- [Data to use]

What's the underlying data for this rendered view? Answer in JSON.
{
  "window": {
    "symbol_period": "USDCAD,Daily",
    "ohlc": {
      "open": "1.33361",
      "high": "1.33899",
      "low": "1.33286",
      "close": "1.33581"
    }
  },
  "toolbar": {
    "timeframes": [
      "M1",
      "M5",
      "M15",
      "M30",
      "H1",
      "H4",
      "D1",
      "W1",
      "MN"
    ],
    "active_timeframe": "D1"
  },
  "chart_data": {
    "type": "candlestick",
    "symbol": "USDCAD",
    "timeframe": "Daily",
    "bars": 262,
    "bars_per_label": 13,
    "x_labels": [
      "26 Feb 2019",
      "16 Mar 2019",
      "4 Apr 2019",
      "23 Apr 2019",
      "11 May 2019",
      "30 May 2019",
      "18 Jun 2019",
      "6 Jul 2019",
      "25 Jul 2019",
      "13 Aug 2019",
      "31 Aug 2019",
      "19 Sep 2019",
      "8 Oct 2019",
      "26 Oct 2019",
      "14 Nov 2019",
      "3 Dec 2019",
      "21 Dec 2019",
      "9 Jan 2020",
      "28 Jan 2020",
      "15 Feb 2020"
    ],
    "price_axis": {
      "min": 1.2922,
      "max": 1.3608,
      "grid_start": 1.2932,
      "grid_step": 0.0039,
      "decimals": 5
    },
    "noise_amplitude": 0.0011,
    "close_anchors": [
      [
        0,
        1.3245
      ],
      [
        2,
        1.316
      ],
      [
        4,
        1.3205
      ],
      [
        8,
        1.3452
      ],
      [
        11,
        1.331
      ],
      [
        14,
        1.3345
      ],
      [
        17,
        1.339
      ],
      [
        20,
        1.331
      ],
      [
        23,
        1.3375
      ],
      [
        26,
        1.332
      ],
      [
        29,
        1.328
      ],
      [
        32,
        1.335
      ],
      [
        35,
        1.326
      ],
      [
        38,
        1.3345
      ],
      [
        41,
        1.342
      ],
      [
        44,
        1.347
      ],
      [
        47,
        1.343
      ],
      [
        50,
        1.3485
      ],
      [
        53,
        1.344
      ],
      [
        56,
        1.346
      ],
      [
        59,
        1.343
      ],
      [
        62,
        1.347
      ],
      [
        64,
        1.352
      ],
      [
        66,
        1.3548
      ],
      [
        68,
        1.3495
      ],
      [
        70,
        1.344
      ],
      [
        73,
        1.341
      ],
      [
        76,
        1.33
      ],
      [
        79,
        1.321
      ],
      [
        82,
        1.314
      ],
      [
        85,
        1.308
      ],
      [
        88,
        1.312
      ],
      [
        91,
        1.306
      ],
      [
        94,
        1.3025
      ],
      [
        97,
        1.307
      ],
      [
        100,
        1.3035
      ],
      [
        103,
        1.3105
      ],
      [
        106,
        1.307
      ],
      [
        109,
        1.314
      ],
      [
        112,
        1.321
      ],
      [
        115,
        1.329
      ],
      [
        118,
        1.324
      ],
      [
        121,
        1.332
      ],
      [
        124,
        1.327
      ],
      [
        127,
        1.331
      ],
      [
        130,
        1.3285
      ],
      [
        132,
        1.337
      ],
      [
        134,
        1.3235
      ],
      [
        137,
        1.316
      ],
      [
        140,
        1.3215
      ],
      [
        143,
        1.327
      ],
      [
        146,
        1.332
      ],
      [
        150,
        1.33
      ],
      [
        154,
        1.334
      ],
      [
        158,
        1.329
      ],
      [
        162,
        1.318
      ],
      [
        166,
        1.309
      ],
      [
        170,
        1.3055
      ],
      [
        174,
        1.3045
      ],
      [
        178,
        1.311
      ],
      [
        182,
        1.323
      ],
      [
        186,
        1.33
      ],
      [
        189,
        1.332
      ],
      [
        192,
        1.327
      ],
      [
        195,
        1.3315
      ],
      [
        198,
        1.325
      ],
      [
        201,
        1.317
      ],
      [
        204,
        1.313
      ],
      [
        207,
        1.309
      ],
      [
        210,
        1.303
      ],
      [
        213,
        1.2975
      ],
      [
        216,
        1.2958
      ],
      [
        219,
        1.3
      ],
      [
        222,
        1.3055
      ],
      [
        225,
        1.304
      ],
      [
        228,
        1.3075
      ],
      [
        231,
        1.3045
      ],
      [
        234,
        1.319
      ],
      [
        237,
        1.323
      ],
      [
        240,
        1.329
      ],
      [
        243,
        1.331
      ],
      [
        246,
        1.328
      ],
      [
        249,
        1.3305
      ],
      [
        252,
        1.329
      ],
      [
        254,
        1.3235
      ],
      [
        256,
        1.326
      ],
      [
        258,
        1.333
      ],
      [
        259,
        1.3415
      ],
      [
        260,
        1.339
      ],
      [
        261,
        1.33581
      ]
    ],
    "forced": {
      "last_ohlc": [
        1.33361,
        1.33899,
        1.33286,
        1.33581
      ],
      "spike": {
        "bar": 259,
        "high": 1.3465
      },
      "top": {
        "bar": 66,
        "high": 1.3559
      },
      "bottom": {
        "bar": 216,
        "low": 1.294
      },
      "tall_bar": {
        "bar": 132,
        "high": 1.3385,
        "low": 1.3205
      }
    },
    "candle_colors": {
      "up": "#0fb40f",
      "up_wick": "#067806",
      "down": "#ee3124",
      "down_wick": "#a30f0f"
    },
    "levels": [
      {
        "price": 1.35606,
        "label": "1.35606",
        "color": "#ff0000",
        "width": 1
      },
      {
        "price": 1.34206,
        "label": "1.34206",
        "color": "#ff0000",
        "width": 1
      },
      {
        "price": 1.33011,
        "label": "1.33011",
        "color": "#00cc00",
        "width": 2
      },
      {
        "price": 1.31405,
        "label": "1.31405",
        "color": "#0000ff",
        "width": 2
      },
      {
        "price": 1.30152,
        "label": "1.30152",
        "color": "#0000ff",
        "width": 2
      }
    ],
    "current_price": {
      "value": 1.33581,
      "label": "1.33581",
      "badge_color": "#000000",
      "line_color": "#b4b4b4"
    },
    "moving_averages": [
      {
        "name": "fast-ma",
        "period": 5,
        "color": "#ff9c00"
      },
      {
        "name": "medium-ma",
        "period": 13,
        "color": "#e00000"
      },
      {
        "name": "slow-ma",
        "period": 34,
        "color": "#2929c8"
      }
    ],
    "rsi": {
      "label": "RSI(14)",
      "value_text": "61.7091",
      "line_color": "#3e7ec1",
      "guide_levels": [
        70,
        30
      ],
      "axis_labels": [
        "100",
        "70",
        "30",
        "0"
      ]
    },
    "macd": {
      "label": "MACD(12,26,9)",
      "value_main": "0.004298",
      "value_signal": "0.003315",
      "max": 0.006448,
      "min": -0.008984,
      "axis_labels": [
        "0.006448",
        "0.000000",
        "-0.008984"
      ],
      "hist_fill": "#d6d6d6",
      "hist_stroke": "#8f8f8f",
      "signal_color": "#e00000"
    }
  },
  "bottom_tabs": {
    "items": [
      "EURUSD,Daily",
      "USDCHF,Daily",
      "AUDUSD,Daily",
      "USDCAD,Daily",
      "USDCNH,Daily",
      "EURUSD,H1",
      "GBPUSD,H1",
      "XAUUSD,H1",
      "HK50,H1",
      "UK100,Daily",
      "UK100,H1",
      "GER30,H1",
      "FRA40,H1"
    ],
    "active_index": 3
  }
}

- [Job]
Of all the lines in the listing above, how many include "high"? Write only the number.

- [Solution to this exercise]
4